--- START Task data ---
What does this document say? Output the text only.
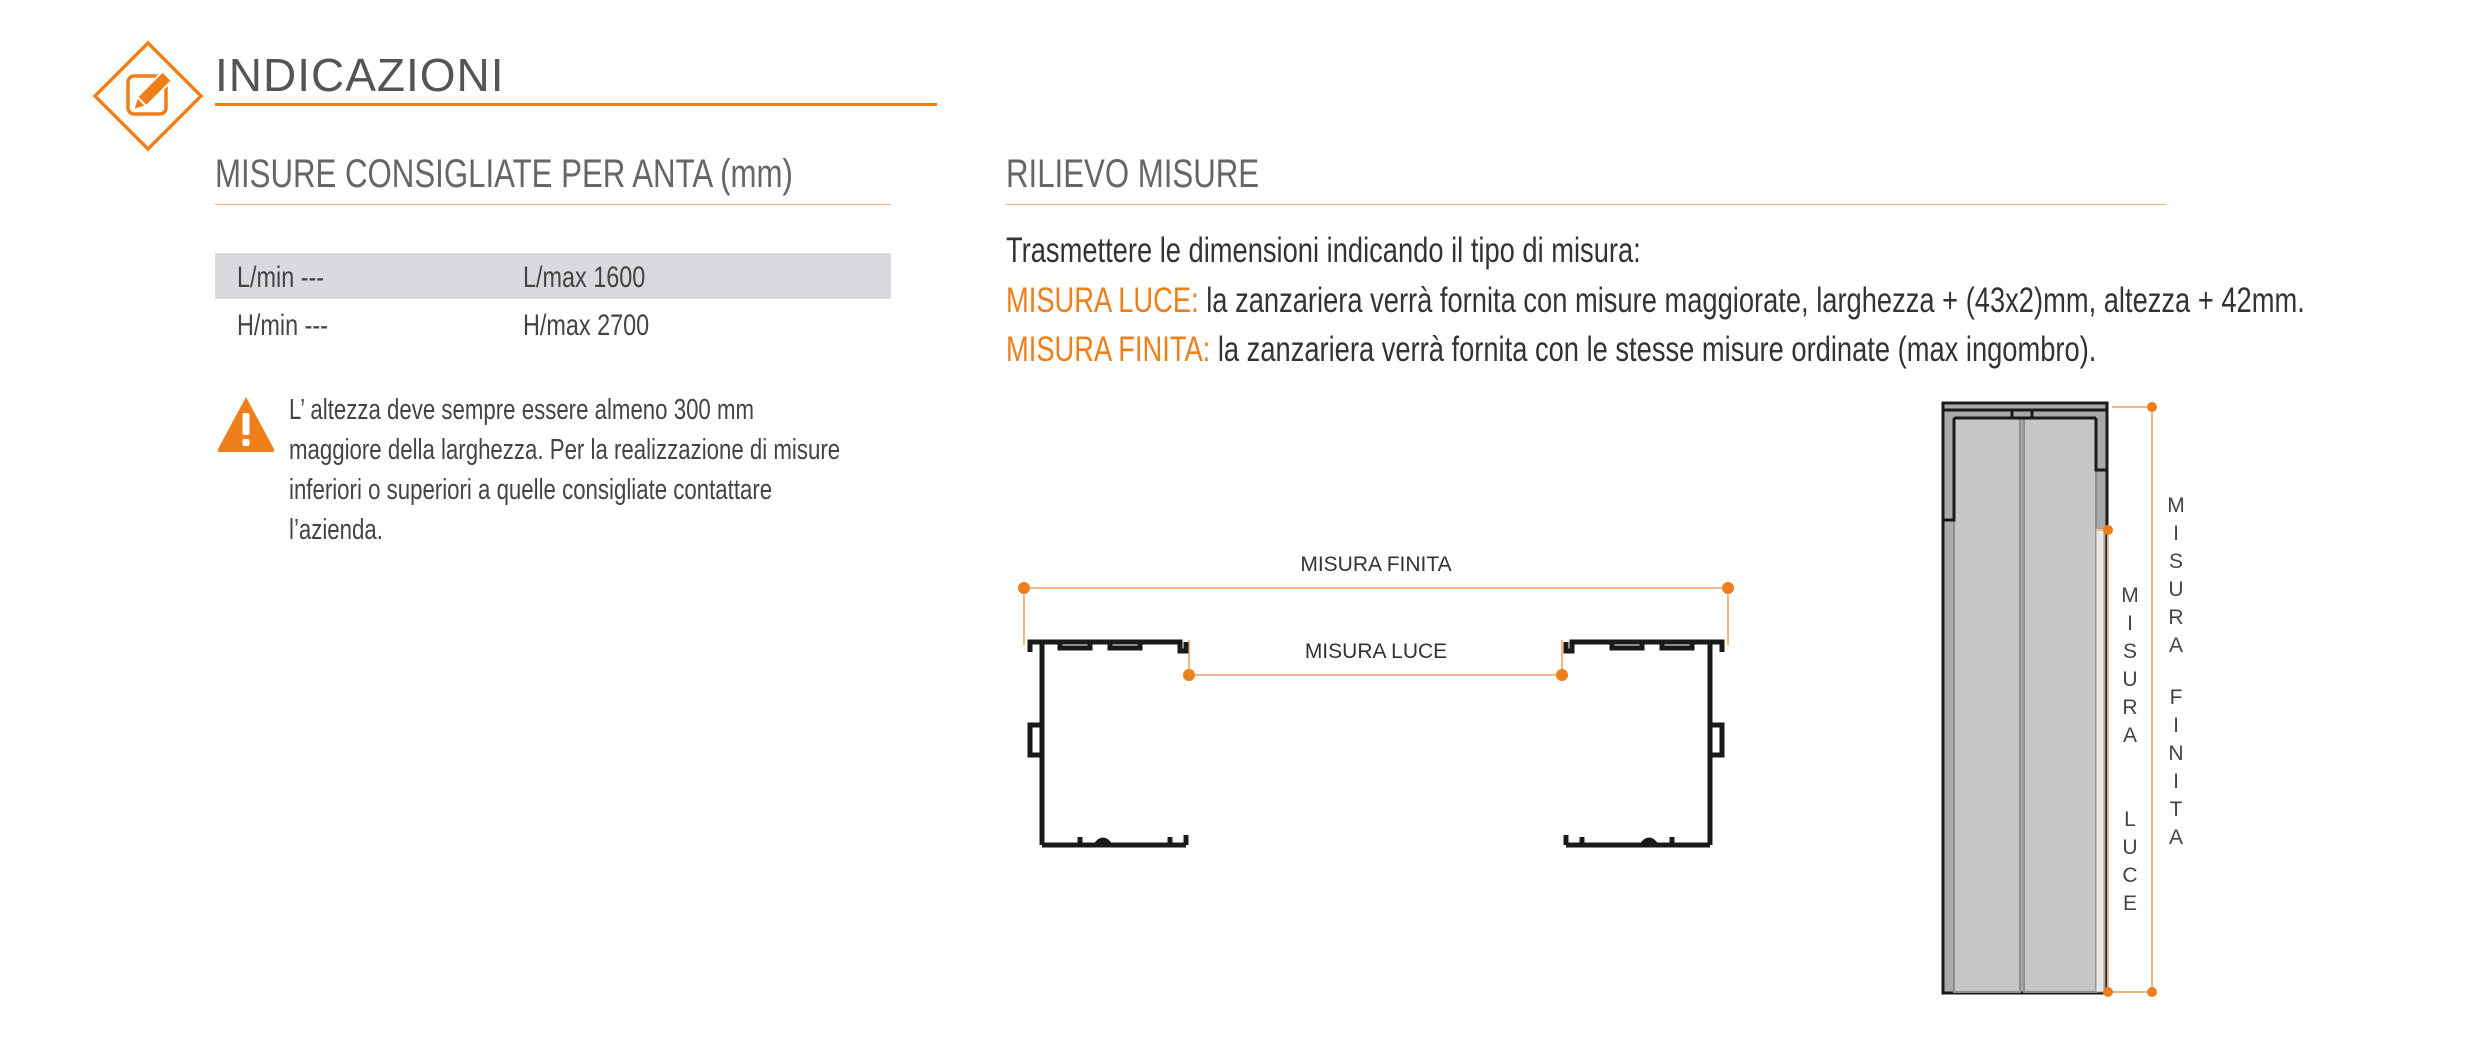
INDICAZIONI
MISURE CONSIGLIATE PER ANTA (mm)
L/min ---	L/max 1600
H/min ---	H/max 2700
L’ altezza deve sempre essere almeno 300 mm
maggiore della larghezza. Per la realizzazione di misure
inferiori o superiori a quelle consigliate contattare
l’azienda.
RILIEVO MISURE
Trasmettere le dimensioni indicando il tipo di misura:
MISURA LUCE: la zanzariera verrà fornita con misure maggiorate, larghezza + (43x2)mm, altezza + 42mm.
MISURA FINITA: la zanzariera verrà fornita con le stesse misure ordinate (max ingombro).
MISURA FINITA
MISURA LUCE
M
I
S
U
R
A
L
U
C
E
M
I
S
U
R
A
F
I
N
I
T
A
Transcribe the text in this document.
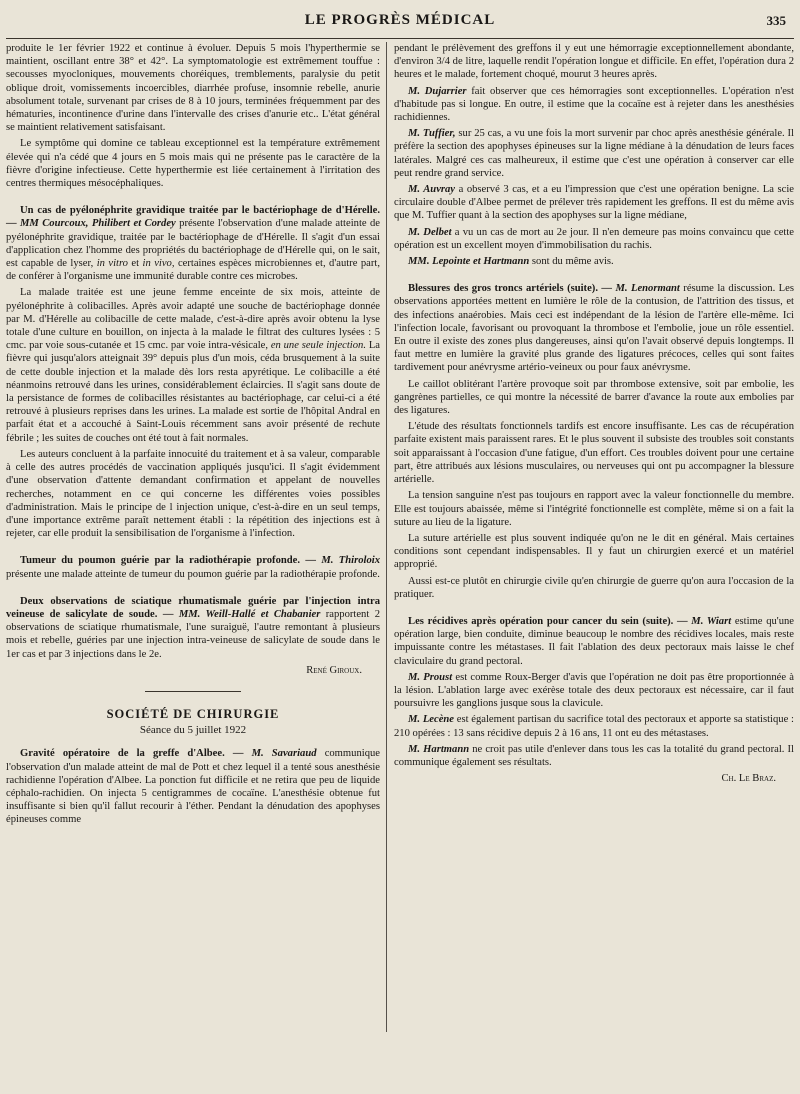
LE PROGRÈS MÉDICAL	335

produite le 1er février 1922 et continue à évoluer. Depuis 5 mois l'hyperthermie se maintient, oscillant entre 38° et 42°. La symptomatologie est extrêmement touffue : secousses myocloniques, mouvements choréiques, tremblements, paralysie du petit oblique droit, vomissements incoercibles, diarrhée profuse, insomnie rebelle, anurie absolument totale, survenant par crises de 8 à 10 jours, terminées fréquemment par des hématuries, incontinence d'urine dans l'intervalle des crises d'anurie etc.. L'état général se maintient relativement satisfaisant.

Le symptôme qui domine ce tableau exceptionnel est la température extrêmement élevée qui n'a cédé que 4 jours en 5 mois mais qui ne présente pas le caractère de la fièvre d'origine infectieuse. Cette hyperthermie est liée certainement à l'irritation des centres thermiques mésocéphaliques.

Un cas de pyélonéphrite gravidique traitée par le bactériophage de d'Hérelle. — MM Courcoux, Philibert et Cordey présente l'observation d'une malade atteinte de pyélonéphrite gravidique, traitée par le bactériophage de d'Hérelle. Il s'agit d'un essai d'application chez l'homme des propriétés du bactériophage de d'Hérelle qui, on le sait, est capable de lyser, in vitro et in vivo, certaines espèces microbiennes et, d'autre part, de conférer à l'organisme une immunité durable contre ces microbes.

La malade traitée est une jeune femme enceinte de six mois, atteinte de pyélonéphrite à colibacilles. Après avoir adapté une souche de bactériophage donnée par M. d'Hérelle au colibacille de cette malade, c'est-à-dire après avoir obtenu la lyse totale d'une culture en bouillon, on injecta à la malade le filtrat des cultures lysées : 5 cmc. par voie sous-cutanée et 15 cmc. par voie intra-vésicale, en une seule injection. La fièvre qui jusqu'alors atteignait 39° depuis plus d'un mois, céda brusquement à la suite de cette double injection et la malade dès lors resta apyrétique. Le colibacille a été néanmoins retrouvé dans les urines, considérablement éclaircies. Il s'agit sans doute de la persistance de formes de colibacilles résistantes au bactériophage, car celui-ci a été retrouvé à plusieurs reprises dans les urines. La malade est sortie de l'hôpital Andral en parfait état et a accouché à Saint-Louis récemment sans avoir présenté de rechute fébrile ; les suites de couches ont été tout à fait normales.

Les auteurs concluent à la parfaite innocuité du traitement et à sa valeur, comparable à celle des autres procédés de vaccination appliqués jusqu'ici. Il s'agit évidemment d'une observation d'attente demandant confirmation et appelant de nouvelles recherches, notamment en ce qui concerne les différentes voies possibles d'administration. Mais le principe de l injection unique, c'est-à-dire en un seul temps, d'une importance extrême paraît nettement établi : la répétition des injections est à rejeter, car elle produit la sensibilisation de l'organisme à l'infection.

Tumeur du poumon guérie par la radiothérapie profonde. — M. Thiroloix présente une malade atteinte de tumeur du poumon guérie par la radiothérapie profonde.

Deux observations de sciatique rhumatismale guérie par l'injection intra veineuse de salicylate de soude. — MM. Weill-Hallé et Chabanier rapportent 2 observations de sciatique rhumatismale, l'une suraiguë, l'autre remontant à plusieurs mois et rebelle, guéries par une injection intra-veineuse de salicylate de soude dans le 1er cas et par 3 injections dans le 2e.

René Giroux.
SOCIÉTÉ DE CHIRURGIE
Séance du 5 juillet 1922

Gravité opératoire de la greffe d'Albee. — M. Savariaud communique l'observation d'un malade atteint de mal de Pott et chez lequel il a tenté sous anesthésie rachidienne l'opération d'Albee. La ponction fut difficile et ne retira que peu de liquide céphalo-rachidien. On injecta 5 centigrammes de cocaïne. L'anesthésie obtenue fut insuffisante si bien qu'il fallut recourir à l'éther. Pendant la dénudation des apophyses épineuses comme

pendant le prélèvement des greffons il y eut une hémorragie exceptionnellement abondante, d'environ 3/4 de litre, laquelle rendit l'opération longue et difficile. En effet, l'opération dura 2 heures et le malade, fortement choqué, mourut 3 heures après.

M. Dujarrier fait observer que ces hémorragies sont exceptionnelles. L'opération n'est d'habitude pas si longue. En outre, il estime que la cocaïne est à rejeter dans les anesthésies rachidiennes.

M. Tuffier, sur 25 cas, a vu une fois la mort survenir par choc après anesthésie générale. Il préfère la section des apophyses épineuses sur la ligne médiane à la dénudation de leurs faces latérales. Malgré ces cas malheureux, il estime que c'est une opération à conserver car elle peut rendre grand service.

M. Auvray a observé 3 cas, et a eu l'impression que c'est une opération benigne. La scie circulaire double d'Albee permet de prélever très rapidement les greffons. Il est du même avis que M. Tuffier quant à la section des apophyses sur la ligne médiane,

M. Delbet a vu un cas de mort au 2e jour. Il n'en demeure pas moins convaincu que cette opération est un excellent moyen d'immobilisation du rachis.

MM. Lepointe et Hartmann sont du même avis.

Blessures des gros troncs artériels (suite). — M. Lenormant résume la discussion. Les observations apportées mettent en lumière le rôle de la contusion, de l'attrition des tissus, et des infections anaérobies. Mais ceci est indépendant de la lésion de l'artère elle-même. Ici l'infection locale, favorisant ou provoquant la thrombose et l'embolie, joue un rôle essentiel. En outre il existe des zones plus dangereuses, ainsi qu'on l'avait observé depuis longtemps. Il faut mettre en lumière la gravité plus grande des ligatures précoces, celles qui sont faites tardivement pour anévrysme artério-veineux ou pour faux anévrysme.

Le caillot oblitérant l'artère provoque soit par thrombose extensive, soit par embolie, les gangrènes partielles, ce qui montre la nécessité de barrer d'avance la route aux embolies par des ligatures.

L'étude des résultats fonctionnels tardifs est encore insuffisante. Les cas de récupération parfaite existent mais paraissent rares. Et le plus souvent il subsiste des troubles soit constants soit apparaissant à l'occasion d'une fatigue, d'un effort. Ces troubles doivent pour une certaine part, être attribués aux lésions musculaires, ou nerveuses qui ont pu accompagner la blessure artérielle.

La tension sanguine n'est pas toujours en rapport avec la valeur fonctionnelle du membre. Elle est toujours abaissée, même si l'intégrité fonctionnelle est complète, même si on a fait la suture au lieu de la ligature.

La suture artérielle est plus souvent indiquée qu'on ne le dit en général. Mais certaines conditions sont cependant indispensables. Il y faut un chirurgien exercé et un matériel approprié.

Aussi est-ce plutôt en chirurgie civile qu'en chirurgie de guerre qu'on aura l'occasion de la pratiquer.

Les récidives après opération pour cancer du sein (suite). — M. Wiart estime qu'une opération large, bien conduite, diminue beaucoup le nombre des récidives locales, mais reste impuissante contre les métastases. Il fait l'ablation des deux pectoraux mais laisse le chef claviculaire du grand pectoral.

M. Proust est comme Roux-Berger d'avis que l'opération ne doit pas être proportionnée à la lésion. L'ablation large avec exérèse totale des deux pectoraux est nécessaire, car il faut poursuivre les ganglions jusque sous la clavicule.

M. Lecène est également partisan du sacrifice total des pectoraux et apporte sa statistique : 210 opérées : 13 sans récidive depuis 2 à 16 ans, 11 ont eu des métastases.

M. Hartmann ne croit pas utile d'enlever dans tous les cas la totalité du grand pectoral. Il communique également ses résultats.

Ch. Le Braz.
--- END Task data ---
Give only the count of lines in this material that contain the string "injecta".

2